• Input rows:
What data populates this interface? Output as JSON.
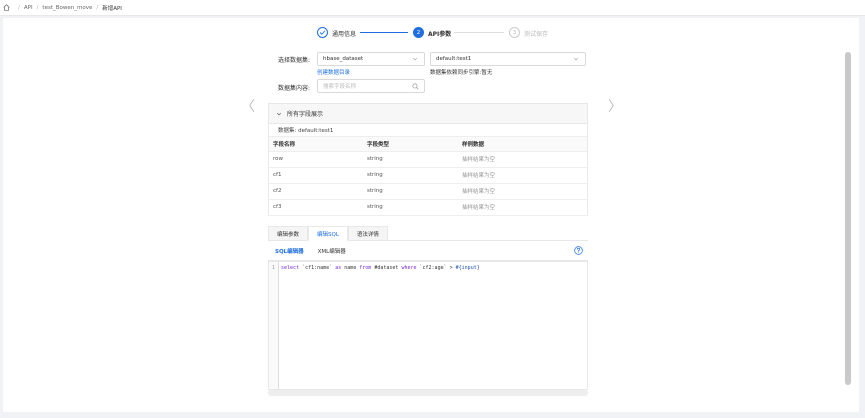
{
  "breadcrumb": {
    "items": [
      "API",
      "test_Bowen_move",
      "新增API"
    ]
  },
  "steps": [
    {
      "label": "通用信息",
      "number": "✓",
      "state": "done"
    },
    {
      "label": "API参数",
      "number": "2",
      "state": "active"
    },
    {
      "label": "测试保存",
      "number": "3",
      "state": "pending"
    }
  ],
  "form": {
    "dataset_label": "选择数据集:",
    "dataset_value": "hbase_dataset",
    "table_value": "default:test1",
    "create_link": "创建数据目录",
    "sync_note": "数据集依赖同步引擎:暂无",
    "content_label": "数据集内容:",
    "search_placeholder": "搜索字段名称"
  },
  "fields_panel": {
    "title": "所有字段展示",
    "dataset_line": "数据集: default:test1",
    "columns": [
      "字段名称",
      "字段类型",
      "样例数据"
    ],
    "rows": [
      [
        "row",
        "string",
        "抽样结果为空"
      ],
      [
        "cf1",
        "string",
        "抽样结果为空"
      ],
      [
        "cf2",
        "string",
        "抽样结果为空"
      ],
      [
        "cf3",
        "string",
        "抽样结果为空"
      ]
    ]
  },
  "editor": {
    "tabs": [
      "编辑参数",
      "编辑SQL",
      "语法详情"
    ],
    "subtabs": [
      "SQL编辑器",
      "XML编辑器"
    ],
    "line_number": "1",
    "code": {
      "t1": "select",
      "t2": " `cf1:name` ",
      "t3": "as",
      "t4": " name ",
      "t5": "from",
      "t6": " #dataset ",
      "t7": "where",
      "t8": " `cf2:age` > ",
      "t9": "#{input}"
    }
  },
  "colors": {
    "accent": "#1f6fe0",
    "border": "#e8e8e8"
  }
}
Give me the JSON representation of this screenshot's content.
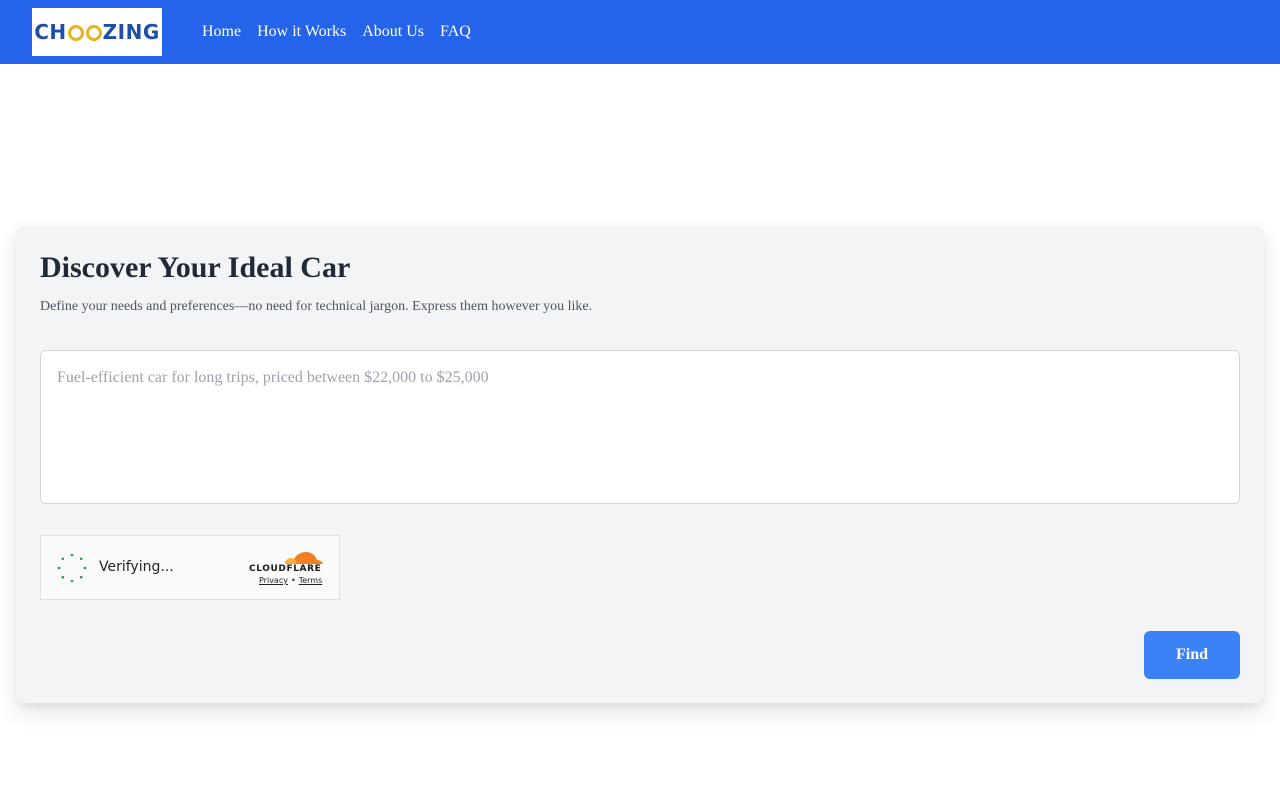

• To do: Omitting all images, print the listing exactly.

• Answer to the problem:
What data populates this interface? Output as JSON.
{
  "breadcrumb": {
    "items": [
      "API",
      "test_Bowen_move",
      "新增API"
    ]
  },
  "steps": [
    {
      "label": "通用信息",
      "number": "✓",
      "state": "done"
    },
    {
      "label": "API参数",
      "number": "2",
      "state": "active"
    },
    {
      "label": "测试保存",
      "number": "3",
      "state": "pending"
    }
  ],
  "form": {
    "dataset_label": "选择数据集:",
    "dataset_value": "hbase_dataset",
    "table_value": "default:test1",
    "create_link": "创建数据目录",
    "sync_note": "数据集依赖同步引擎:暂无",
    "content_label": "数据集内容:",
    "search_placeholder": "搜索字段名称"
  },
  "fields_panel": {
    "title": "所有字段展示",
    "dataset_line": "数据集: default:test1",
    "columns": [
      "字段名称",
      "字段类型",
      "样例数据"
    ],
    "rows": [
      [
        "row",
        "string",
        "抽样结果为空"
      ],
      [
        "cf1",
        "string",
        "抽样结果为空"
      ],
      [
        "cf2",
        "string",
        "抽样结果为空"
      ],
      [
        "cf3",
        "string",
        "抽样结果为空"
      ]
    ]
  },
  "editor": {
    "tabs": [
      "编辑参数",
      "编辑SQL",
      "语法详情"
    ],
    "subtabs": [
      "SQL编辑器",
      "XML编辑器"
    ],
    "line_number": "1",
    "code": {
      "t1": "select",
      "t2": " `cf1:name` ",
      "t3": "as",
      "t4": " name ",
      "t5": "from",
      "t6": " #dataset ",
      "t7": "where",
      "t8": " `cf2:age` > ",
      "t9": "#{input}"
    }
  },
  "colors": {
    "accent": "#1f6fe0",
    "border": "#e8e8e8"
  }
}
Give me the JSON representation of this screenshot's content.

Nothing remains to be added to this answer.